Of the lines listed below, how many contain the string "Temperature"? Answer with the number alone.

Stored items from a collection:
====

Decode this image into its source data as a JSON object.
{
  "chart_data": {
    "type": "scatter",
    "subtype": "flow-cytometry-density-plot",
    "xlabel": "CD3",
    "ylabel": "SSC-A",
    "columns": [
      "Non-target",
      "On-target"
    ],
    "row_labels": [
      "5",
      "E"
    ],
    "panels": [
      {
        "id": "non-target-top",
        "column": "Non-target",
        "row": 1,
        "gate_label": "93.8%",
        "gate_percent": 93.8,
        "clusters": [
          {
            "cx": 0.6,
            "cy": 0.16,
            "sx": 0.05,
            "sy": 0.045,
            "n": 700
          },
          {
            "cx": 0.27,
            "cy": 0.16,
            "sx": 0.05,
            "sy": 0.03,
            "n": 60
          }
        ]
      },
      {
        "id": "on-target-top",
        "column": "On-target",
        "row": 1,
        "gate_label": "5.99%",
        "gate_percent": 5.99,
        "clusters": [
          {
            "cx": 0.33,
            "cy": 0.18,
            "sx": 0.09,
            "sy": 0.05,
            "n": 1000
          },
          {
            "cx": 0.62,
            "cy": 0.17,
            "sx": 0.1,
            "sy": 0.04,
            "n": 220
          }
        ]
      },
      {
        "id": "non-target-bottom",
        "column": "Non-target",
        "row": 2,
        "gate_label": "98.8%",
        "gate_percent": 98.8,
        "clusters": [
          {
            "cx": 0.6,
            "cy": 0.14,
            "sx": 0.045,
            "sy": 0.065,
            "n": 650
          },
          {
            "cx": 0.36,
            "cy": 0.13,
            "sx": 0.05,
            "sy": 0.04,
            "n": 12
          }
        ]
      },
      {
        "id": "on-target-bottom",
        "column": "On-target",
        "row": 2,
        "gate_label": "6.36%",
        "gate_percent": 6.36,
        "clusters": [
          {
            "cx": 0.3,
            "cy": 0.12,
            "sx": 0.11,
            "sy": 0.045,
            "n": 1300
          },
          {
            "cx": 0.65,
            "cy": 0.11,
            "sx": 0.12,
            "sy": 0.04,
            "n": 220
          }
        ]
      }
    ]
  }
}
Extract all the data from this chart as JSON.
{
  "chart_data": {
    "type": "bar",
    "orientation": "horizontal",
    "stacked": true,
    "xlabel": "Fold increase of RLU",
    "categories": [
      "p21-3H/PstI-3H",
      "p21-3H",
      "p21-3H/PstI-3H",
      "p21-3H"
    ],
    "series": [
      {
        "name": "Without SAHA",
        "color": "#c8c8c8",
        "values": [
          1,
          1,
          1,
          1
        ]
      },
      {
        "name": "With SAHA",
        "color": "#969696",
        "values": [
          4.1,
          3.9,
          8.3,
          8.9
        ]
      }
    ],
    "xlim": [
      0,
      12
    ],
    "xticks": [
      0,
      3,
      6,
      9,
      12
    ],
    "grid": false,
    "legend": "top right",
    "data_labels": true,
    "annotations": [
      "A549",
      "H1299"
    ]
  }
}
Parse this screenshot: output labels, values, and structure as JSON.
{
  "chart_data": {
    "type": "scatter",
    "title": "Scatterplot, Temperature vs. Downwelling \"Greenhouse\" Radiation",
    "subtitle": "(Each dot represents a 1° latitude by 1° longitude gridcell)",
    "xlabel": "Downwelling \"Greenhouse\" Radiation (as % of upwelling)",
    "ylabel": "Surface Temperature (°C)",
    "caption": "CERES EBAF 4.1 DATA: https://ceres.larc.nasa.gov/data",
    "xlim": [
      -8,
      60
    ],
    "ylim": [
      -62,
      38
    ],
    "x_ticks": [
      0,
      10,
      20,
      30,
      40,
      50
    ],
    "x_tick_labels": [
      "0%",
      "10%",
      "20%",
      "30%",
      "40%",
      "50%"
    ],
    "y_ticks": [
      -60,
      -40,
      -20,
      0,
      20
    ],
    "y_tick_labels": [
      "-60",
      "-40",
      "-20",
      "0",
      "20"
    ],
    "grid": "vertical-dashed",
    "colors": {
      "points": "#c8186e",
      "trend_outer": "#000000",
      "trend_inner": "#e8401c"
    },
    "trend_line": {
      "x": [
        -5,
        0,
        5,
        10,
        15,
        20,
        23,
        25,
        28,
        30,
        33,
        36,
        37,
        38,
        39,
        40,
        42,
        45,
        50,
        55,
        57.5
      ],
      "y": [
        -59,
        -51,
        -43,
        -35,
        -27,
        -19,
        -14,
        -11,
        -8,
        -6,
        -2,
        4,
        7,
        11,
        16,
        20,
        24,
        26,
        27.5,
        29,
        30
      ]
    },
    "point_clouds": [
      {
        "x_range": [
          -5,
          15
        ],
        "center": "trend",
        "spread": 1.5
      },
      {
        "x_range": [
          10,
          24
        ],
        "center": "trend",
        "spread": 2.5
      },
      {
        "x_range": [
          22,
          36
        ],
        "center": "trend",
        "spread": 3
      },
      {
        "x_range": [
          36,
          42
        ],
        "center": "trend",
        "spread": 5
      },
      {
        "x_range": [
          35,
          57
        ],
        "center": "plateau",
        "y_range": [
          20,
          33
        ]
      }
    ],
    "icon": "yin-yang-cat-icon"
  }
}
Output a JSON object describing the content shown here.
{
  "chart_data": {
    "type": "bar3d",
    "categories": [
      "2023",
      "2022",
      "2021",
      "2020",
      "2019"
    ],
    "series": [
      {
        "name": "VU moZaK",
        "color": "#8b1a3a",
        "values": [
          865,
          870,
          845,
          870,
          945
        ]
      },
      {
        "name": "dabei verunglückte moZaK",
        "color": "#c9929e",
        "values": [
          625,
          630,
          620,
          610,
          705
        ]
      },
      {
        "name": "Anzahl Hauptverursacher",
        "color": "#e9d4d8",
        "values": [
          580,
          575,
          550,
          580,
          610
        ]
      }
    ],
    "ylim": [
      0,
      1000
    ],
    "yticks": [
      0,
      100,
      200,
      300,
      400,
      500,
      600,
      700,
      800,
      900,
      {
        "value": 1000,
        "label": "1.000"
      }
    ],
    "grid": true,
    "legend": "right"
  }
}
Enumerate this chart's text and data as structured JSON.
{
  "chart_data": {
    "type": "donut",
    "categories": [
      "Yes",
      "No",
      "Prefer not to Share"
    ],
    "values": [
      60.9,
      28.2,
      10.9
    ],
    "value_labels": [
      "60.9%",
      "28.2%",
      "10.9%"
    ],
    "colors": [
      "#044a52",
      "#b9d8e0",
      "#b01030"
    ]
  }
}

====

* RESULT *
2